Collection entries
-------------------------

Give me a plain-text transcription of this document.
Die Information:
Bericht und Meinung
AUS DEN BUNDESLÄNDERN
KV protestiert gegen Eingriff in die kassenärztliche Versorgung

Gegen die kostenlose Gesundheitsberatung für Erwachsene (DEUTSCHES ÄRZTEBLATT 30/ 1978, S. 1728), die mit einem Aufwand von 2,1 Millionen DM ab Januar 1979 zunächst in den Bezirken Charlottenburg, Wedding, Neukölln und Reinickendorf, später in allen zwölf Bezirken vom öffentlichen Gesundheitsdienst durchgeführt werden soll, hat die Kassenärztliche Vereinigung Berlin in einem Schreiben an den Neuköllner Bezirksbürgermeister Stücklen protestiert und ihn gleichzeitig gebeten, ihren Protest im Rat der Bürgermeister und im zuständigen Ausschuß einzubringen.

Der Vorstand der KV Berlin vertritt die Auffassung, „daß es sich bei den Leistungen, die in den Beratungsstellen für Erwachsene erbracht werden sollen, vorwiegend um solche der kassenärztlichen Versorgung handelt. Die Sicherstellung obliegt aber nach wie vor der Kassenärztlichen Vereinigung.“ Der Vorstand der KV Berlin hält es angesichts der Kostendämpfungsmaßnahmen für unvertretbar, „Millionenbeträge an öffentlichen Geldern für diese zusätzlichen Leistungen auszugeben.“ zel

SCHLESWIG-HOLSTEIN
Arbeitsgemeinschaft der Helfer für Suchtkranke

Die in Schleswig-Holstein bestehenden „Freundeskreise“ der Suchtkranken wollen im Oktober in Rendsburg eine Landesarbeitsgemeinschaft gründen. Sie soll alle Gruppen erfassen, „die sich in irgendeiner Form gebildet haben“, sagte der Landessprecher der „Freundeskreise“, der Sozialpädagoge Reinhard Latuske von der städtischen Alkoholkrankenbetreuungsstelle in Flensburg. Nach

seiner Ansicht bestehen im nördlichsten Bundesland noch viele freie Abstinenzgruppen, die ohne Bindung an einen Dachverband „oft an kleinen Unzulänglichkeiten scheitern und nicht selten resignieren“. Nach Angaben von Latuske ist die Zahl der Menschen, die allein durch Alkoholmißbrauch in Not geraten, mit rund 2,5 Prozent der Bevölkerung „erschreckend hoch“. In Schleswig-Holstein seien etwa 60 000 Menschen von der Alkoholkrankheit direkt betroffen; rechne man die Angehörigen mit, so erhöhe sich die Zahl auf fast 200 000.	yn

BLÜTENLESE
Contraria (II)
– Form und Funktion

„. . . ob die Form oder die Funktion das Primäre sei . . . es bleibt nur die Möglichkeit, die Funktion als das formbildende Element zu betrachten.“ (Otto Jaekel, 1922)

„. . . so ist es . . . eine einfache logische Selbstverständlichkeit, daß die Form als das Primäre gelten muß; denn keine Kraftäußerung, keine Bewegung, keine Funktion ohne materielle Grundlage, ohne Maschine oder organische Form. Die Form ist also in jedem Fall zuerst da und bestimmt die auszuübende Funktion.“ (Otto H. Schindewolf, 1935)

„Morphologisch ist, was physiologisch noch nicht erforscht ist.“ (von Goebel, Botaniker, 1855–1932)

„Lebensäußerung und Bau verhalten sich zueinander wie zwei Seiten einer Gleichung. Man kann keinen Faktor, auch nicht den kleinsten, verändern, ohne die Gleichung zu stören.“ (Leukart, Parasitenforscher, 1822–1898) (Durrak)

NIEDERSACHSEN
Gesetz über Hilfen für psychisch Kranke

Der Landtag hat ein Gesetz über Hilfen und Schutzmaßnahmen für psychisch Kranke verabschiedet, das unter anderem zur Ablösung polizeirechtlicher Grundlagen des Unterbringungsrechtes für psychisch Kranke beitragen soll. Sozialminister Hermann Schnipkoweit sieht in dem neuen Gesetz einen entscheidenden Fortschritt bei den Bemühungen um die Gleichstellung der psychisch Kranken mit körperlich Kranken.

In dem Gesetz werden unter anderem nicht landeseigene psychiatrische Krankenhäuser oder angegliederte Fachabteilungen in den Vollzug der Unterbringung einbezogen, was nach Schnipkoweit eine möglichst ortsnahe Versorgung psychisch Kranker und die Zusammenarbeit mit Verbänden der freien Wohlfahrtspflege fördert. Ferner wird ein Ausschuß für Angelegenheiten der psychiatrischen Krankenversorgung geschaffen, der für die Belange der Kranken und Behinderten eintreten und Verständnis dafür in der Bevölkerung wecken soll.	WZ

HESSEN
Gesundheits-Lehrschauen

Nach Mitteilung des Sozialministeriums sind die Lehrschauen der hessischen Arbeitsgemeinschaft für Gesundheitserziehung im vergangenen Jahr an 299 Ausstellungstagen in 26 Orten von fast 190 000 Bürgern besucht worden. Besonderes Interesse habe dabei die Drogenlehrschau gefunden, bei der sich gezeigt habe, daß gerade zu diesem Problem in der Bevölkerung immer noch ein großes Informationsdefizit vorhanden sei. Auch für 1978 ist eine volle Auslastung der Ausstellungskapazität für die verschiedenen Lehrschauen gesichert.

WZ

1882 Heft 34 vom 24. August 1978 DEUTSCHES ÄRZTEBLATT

-------------------------

> Your instructions
Every record above should be output exactly.

> Answer below
Give me a plain-text transcription of this document.
Die Information:
Bericht und Meinung
AUS DEN BUNDESLÄNDERN
KV protestiert gegen Eingriff in die kassenärztliche Versorgung

Gegen die kostenlose Gesundheitsberatung für Erwachsene (DEUTSCHES ÄRZTEBLATT 30/ 1978, S. 1728), die mit einem Aufwand von 2,1 Millionen DM ab Januar 1979 zunächst in den Bezirken Charlottenburg, Wedding, Neukölln und Reinickendorf, später in allen zwölf Bezirken vom öffentlichen Gesundheitsdienst durchgeführt werden soll, hat die Kassenärztliche Vereinigung Berlin in einem Schreiben an den Neuköllner Bezirksbürgermeister Stücklen protestiert und ihn gleichzeitig gebeten, ihren Protest im Rat der Bürgermeister und im zuständigen Ausschuß einzubringen.

Der Vorstand der KV Berlin vertritt die Auffassung, „daß es sich bei den Leistungen, die in den Beratungsstellen für Erwachsene erbracht werden sollen, vorwiegend um solche der kassenärztlichen Versorgung handelt. Die Sicherstellung obliegt aber nach wie vor der Kassenärztlichen Vereinigung.“ Der Vorstand der KV Berlin hält es angesichts der Kostendämpfungsmaßnahmen für unvertretbar, „Millionenbeträge an öffentlichen Geldern für diese zusätzlichen Leistungen auszugeben.“ zel

SCHLESWIG-HOLSTEIN
Arbeitsgemeinschaft der Helfer für Suchtkranke

Die in Schleswig-Holstein bestehenden „Freundeskreise“ der Suchtkranken wollen im Oktober in Rendsburg eine Landesarbeitsgemeinschaft gründen. Sie soll alle Gruppen erfassen, „die sich in irgendeiner Form gebildet haben“, sagte der Landessprecher der „Freundeskreise“, der Sozialpädagoge Reinhard Latuske von der städtischen Alkoholkrankenbetreuungsstelle in Flensburg. Nach

seiner Ansicht bestehen im nördlichsten Bundesland noch viele freie Abstinenzgruppen, die ohne Bindung an einen Dachverband „oft an kleinen Unzulänglichkeiten scheitern und nicht selten resignieren“. Nach Angaben von Latuske ist die Zahl der Menschen, die allein durch Alkoholmißbrauch in Not geraten, mit rund 2,5 Prozent der Bevölkerung „erschreckend hoch“. In Schleswig-Holstein seien etwa 60 000 Menschen von der Alkoholkrankheit direkt betroffen; rechne man die Angehörigen mit, so erhöhe sich die Zahl auf fast 200 000.	yn

BLÜTENLESE
Contraria (II)
– Form und Funktion

„. . . ob die Form oder die Funktion das Primäre sei . . . es bleibt nur die Möglichkeit, die Funktion als das formbildende Element zu betrachten.“ (Otto Jaekel, 1922)

„. . . so ist es . . . eine einfache logische Selbstverständlichkeit, daß die Form als das Primäre gelten muß; denn keine Kraftäußerung, keine Bewegung, keine Funktion ohne materielle Grundlage, ohne Maschine oder organische Form. Die Form ist also in jedem Fall zuerst da und bestimmt die auszuübende Funktion.“ (Otto H. Schindewolf, 1935)

„Morphologisch ist, was physiologisch noch nicht erforscht ist.“ (von Goebel, Botaniker, 1855–1932)

„Lebensäußerung und Bau verhalten sich zueinander wie zwei Seiten einer Gleichung. Man kann keinen Faktor, auch nicht den kleinsten, verändern, ohne die Gleichung zu stören.“ (Leukart, Parasitenforscher, 1822–1898) (Durrak)

NIEDERSACHSEN
Gesetz über Hilfen für psychisch Kranke

Der Landtag hat ein Gesetz über Hilfen und Schutzmaßnahmen für psychisch Kranke verabschiedet, das unter anderem zur Ablösung polizeirechtlicher Grundlagen des Unterbringungsrechtes für psychisch Kranke beitragen soll. Sozialminister Hermann Schnipkoweit sieht in dem neuen Gesetz einen entscheidenden Fortschritt bei den Bemühungen um die Gleichstellung der psychisch Kranken mit körperlich Kranken.

In dem Gesetz werden unter anderem nicht landeseigene psychiatrische Krankenhäuser oder angegliederte Fachabteilungen in den Vollzug der Unterbringung einbezogen, was nach Schnipkoweit eine möglichst ortsnahe Versorgung psychisch Kranker und die Zusammenarbeit mit Verbänden der freien Wohlfahrtspflege fördert. Ferner wird ein Ausschuß für Angelegenheiten der psychiatrischen Krankenversorgung geschaffen, der für die Belange der Kranken und Behinderten eintreten und Verständnis dafür in der Bevölkerung wecken soll.	WZ

HESSEN
Gesundheits-Lehrschauen

Nach Mitteilung des Sozialministeriums sind die Lehrschauen der hessischen Arbeitsgemeinschaft für Gesundheitserziehung im vergangenen Jahr an 299 Ausstellungstagen in 26 Orten von fast 190 000 Bürgern besucht worden. Besonderes Interesse habe dabei die Drogenlehrschau gefunden, bei der sich gezeigt habe, daß gerade zu diesem Problem in der Bevölkerung immer noch ein großes Informationsdefizit vorhanden sei. Auch für 1978 ist eine volle Auslastung der Ausstellungskapazität für die verschiedenen Lehrschauen gesichert.

WZ

1882 Heft 34 vom 24. August 1978 DEUTSCHES ÄRZTEBLATT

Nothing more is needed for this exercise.